> _Short problem_: Copy out every line in which the string "CORPORATION" occurs.

--- Start Exercise material ---

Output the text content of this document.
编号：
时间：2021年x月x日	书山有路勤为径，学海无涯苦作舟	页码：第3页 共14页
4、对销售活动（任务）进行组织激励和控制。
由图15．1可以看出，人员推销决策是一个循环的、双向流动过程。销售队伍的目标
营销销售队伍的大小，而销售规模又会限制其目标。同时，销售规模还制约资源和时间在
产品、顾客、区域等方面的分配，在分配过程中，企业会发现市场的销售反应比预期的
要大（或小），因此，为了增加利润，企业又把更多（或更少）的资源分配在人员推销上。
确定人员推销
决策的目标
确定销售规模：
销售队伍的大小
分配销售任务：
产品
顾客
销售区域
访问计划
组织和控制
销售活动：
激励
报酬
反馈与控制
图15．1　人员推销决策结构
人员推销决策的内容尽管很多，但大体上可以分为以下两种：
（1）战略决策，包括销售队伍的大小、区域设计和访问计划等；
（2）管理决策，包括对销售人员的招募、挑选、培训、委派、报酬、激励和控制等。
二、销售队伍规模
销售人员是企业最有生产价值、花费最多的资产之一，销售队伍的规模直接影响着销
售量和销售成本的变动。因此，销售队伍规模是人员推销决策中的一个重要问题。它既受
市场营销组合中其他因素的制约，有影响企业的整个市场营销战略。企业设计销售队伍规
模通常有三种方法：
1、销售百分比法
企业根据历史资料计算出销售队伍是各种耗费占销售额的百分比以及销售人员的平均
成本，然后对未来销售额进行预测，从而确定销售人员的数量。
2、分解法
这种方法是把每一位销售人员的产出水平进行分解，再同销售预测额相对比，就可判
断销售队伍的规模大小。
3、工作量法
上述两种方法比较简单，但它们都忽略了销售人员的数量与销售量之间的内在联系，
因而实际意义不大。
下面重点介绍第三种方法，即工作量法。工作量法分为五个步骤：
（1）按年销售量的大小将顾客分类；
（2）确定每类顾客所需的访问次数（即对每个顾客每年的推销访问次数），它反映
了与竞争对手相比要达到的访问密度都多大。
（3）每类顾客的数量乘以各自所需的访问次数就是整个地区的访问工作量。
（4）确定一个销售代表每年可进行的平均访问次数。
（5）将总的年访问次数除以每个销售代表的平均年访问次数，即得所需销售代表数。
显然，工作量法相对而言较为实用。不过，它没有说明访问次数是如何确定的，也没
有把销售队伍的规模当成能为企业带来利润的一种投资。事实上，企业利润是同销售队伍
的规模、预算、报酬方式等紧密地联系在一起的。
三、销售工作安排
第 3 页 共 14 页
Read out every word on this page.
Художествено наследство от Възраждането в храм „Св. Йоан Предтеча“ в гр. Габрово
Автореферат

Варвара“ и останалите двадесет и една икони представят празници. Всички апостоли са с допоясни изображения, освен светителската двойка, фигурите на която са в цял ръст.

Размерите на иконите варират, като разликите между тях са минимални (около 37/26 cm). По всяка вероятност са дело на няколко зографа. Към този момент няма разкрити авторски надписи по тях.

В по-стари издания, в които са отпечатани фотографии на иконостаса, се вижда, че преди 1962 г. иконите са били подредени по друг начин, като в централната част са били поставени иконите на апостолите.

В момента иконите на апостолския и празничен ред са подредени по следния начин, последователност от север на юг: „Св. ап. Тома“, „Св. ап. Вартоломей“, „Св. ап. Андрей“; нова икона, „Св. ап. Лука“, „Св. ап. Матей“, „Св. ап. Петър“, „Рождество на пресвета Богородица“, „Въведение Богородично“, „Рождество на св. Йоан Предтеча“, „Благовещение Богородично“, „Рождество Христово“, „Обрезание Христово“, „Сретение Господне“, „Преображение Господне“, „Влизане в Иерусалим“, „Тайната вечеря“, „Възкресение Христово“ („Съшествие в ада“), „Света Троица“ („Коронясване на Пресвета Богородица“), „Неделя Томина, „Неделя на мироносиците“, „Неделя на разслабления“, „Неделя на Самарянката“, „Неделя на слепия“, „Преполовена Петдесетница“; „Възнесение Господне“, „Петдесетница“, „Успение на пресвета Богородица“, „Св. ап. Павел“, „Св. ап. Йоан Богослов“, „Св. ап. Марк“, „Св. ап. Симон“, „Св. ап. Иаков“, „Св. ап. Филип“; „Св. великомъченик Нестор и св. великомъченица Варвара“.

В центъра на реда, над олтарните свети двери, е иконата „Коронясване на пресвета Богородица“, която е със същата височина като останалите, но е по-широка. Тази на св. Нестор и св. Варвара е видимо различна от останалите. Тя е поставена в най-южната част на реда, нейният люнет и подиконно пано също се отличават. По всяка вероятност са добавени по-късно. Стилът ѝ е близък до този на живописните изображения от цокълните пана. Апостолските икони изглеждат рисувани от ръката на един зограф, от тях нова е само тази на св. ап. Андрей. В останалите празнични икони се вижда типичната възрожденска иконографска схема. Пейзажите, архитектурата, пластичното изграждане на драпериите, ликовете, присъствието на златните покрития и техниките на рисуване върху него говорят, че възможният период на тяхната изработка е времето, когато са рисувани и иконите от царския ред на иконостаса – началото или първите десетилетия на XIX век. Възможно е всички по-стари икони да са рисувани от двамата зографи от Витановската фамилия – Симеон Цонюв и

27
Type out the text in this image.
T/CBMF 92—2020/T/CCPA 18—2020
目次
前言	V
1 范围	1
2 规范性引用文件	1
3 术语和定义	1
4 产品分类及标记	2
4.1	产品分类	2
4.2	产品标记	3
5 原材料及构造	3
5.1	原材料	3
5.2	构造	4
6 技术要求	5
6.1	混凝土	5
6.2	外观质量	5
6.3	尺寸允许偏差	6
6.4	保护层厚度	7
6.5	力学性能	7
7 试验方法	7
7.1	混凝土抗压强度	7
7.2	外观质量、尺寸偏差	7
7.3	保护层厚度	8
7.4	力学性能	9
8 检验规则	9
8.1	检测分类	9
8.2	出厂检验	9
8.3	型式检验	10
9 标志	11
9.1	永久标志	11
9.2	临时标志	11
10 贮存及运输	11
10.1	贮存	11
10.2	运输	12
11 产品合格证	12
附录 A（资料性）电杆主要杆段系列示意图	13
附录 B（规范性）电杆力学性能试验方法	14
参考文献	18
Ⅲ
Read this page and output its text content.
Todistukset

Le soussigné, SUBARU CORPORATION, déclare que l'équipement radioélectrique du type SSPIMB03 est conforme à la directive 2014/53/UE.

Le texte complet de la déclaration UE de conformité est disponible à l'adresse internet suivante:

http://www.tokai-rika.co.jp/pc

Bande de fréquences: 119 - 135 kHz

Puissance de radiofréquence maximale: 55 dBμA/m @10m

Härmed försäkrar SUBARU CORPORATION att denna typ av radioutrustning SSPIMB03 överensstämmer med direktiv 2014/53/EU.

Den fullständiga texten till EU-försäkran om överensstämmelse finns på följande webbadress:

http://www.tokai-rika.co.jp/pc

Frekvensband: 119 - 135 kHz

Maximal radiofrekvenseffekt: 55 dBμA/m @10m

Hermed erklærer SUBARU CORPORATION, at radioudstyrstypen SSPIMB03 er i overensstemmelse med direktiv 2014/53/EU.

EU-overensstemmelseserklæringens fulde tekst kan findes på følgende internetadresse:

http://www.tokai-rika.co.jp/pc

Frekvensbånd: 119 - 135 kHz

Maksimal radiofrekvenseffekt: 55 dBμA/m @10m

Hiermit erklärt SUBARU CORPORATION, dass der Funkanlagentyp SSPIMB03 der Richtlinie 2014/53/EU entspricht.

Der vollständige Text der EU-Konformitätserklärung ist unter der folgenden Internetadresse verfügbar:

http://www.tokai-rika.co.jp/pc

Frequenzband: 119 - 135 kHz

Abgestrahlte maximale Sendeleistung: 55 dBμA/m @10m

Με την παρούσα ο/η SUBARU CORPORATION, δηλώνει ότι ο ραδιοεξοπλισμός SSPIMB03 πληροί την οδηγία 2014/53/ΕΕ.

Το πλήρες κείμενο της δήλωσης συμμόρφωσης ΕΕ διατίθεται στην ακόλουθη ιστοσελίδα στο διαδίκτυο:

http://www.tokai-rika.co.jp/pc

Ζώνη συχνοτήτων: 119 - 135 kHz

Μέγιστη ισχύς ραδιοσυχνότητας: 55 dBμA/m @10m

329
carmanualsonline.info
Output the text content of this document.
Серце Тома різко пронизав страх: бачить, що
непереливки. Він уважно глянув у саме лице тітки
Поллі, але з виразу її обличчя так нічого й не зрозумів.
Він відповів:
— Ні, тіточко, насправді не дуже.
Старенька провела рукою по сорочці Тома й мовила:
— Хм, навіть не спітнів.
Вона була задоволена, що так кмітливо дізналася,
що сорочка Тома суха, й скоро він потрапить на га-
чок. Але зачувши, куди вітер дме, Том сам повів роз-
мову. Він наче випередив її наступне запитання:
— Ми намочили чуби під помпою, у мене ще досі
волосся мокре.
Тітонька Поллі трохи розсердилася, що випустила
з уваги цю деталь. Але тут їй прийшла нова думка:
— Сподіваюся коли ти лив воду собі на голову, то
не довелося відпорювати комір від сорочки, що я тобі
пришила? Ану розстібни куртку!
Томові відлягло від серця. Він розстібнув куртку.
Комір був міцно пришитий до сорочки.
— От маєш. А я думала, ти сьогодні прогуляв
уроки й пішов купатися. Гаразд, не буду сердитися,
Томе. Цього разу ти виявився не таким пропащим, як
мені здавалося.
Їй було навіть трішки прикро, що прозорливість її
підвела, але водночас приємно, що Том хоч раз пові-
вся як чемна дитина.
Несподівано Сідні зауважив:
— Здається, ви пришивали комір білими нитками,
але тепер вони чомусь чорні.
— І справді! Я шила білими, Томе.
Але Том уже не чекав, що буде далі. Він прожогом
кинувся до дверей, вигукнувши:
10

--- End Exercise material ---

> _Task result_:
Le soussigné, SUBARU CORPORATION, déclare que l'équipement radioélectrique du type SSPIMB03 est conforme à la directive 2014/53/UE.
Härmed försäkrar SUBARU CORPORATION att denna typ av radioutrustning SSPIMB03 överensstämmer med direktiv 2014/53/EU.
Hermed erklærer SUBARU CORPORATION, at radioudstyrstypen SSPIMB03 er i overensstemmelse med direktiv 2014/53/EU.
Hiermit erklärt SUBARU CORPORATION, dass der Funkanlagentyp SSPIMB03 der Richtlinie 2014/53/EU entspricht.
Με την παρούσα ο/η SUBARU CORPORATION, δηλώνει ότι ο ραδιοεξοπλισμός SSPIMB03 πληροί την οδηγία 2014/53/ΕΕ.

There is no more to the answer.